What needs to be done
Rewrite the rows from the first one through the row containing "title-line-2: Your Upholstery", changing "Treat Stains" to "Remove Stains" and leaving everything else the same.

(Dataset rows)
— Start —

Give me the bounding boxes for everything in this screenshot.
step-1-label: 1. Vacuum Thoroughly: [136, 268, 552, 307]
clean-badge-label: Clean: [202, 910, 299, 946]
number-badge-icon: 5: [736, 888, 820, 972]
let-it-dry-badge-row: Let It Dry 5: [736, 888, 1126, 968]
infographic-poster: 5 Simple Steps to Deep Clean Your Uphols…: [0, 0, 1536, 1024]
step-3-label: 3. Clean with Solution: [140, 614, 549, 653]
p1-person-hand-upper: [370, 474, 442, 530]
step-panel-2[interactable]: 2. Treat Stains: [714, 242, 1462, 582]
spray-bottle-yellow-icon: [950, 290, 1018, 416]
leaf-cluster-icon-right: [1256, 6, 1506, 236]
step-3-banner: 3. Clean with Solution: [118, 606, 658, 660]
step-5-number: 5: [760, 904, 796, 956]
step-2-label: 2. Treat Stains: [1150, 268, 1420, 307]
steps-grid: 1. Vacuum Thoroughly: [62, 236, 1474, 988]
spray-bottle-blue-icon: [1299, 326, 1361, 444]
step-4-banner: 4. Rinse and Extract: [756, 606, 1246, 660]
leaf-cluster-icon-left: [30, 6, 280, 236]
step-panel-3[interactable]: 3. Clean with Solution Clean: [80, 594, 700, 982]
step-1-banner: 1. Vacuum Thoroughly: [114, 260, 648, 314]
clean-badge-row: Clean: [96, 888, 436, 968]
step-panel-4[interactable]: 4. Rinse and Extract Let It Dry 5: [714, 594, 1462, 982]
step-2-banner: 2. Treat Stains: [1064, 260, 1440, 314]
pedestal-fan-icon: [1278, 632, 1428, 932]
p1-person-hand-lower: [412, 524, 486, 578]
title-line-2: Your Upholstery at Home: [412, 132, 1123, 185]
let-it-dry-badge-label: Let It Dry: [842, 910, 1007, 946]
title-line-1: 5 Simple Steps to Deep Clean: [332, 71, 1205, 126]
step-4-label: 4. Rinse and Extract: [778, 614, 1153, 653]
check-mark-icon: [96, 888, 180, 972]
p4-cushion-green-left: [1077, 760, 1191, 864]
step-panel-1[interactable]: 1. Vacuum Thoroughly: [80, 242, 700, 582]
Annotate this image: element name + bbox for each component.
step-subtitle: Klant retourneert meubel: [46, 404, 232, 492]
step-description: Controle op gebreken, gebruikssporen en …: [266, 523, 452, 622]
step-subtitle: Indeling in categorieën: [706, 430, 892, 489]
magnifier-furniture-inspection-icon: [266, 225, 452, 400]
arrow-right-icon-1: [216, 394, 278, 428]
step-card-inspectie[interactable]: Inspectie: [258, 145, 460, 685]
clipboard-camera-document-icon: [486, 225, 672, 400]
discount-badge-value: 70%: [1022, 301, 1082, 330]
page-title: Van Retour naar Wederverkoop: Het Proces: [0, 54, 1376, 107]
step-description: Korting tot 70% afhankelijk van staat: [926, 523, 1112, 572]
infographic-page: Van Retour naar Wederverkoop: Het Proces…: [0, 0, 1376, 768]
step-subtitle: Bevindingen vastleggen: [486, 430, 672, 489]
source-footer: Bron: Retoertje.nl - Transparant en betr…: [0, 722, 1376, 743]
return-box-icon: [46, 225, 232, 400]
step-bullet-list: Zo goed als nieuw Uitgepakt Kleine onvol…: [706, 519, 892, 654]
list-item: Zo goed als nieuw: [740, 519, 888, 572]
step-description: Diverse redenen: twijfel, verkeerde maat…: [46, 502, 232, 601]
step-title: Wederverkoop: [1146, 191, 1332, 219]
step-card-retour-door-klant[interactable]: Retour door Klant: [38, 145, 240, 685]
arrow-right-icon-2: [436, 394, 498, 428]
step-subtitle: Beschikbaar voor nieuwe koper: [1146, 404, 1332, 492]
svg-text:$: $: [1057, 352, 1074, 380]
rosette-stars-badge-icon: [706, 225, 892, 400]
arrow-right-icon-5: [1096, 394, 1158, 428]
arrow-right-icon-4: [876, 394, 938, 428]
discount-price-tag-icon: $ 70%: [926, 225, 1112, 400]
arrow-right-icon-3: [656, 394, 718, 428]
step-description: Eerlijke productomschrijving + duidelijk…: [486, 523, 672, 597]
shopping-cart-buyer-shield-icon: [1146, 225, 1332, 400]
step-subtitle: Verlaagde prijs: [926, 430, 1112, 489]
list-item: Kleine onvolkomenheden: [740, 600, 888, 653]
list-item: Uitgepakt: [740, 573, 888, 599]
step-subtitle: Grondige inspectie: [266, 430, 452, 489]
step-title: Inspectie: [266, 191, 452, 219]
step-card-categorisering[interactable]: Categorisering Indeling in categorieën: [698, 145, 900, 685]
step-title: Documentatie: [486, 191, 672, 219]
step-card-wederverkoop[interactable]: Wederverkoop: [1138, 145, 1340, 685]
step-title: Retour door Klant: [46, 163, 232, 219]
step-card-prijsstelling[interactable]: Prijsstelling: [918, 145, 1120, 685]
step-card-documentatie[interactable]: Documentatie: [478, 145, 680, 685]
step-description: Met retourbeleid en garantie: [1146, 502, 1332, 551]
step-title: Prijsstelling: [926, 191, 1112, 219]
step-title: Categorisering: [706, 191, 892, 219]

— End —

Output of the exercise
Give me the bounding boxes for everything in this screenshot.
step-1-label: 1. Vacuum Thoroughly: [136, 268, 552, 307]
clean-badge-label: Clean: [202, 910, 299, 946]
number-badge-icon: 5: [736, 888, 820, 972]
let-it-dry-badge-row: Let It Dry 5: [736, 888, 1126, 968]
infographic-poster: 5 Simple Steps to Deep Clean Your Uphols…: [0, 0, 1536, 1024]
step-3-label: 3. Clean with Solution: [140, 614, 549, 653]
p1-person-hand-upper: [370, 474, 442, 530]
step-panel-2[interactable]: 2. Remove Stains: [714, 242, 1462, 582]
spray-bottle-yellow-icon: [950, 290, 1018, 416]
leaf-cluster-icon-right: [1256, 6, 1506, 236]
step-3-banner: 3. Clean with Solution: [118, 606, 658, 660]
step-5-number: 5: [760, 904, 796, 956]
step-2-label: 2. Remove Stains: [1150, 268, 1420, 307]
steps-grid: 1. Vacuum Thoroughly: [62, 236, 1474, 988]
spray-bottle-blue-icon: [1299, 326, 1361, 444]
step-4-banner: 4. Rinse and Extract: [756, 606, 1246, 660]
leaf-cluster-icon-left: [30, 6, 280, 236]
step-panel-3[interactable]: 3. Clean with Solution Clean: [80, 594, 700, 982]
step-1-banner: 1. Vacuum Thoroughly: [114, 260, 648, 314]
clean-badge-row: Clean: [96, 888, 436, 968]
step-panel-4[interactable]: 4. Rinse and Extract Let It Dry 5: [714, 594, 1462, 982]
step-2-banner: 2. Remove Stains: [1064, 260, 1440, 314]
pedestal-fan-icon: [1278, 632, 1428, 932]
p1-person-hand-lower: [412, 524, 486, 578]
title-line-2: Your Upholstery at Home: [412, 132, 1123, 185]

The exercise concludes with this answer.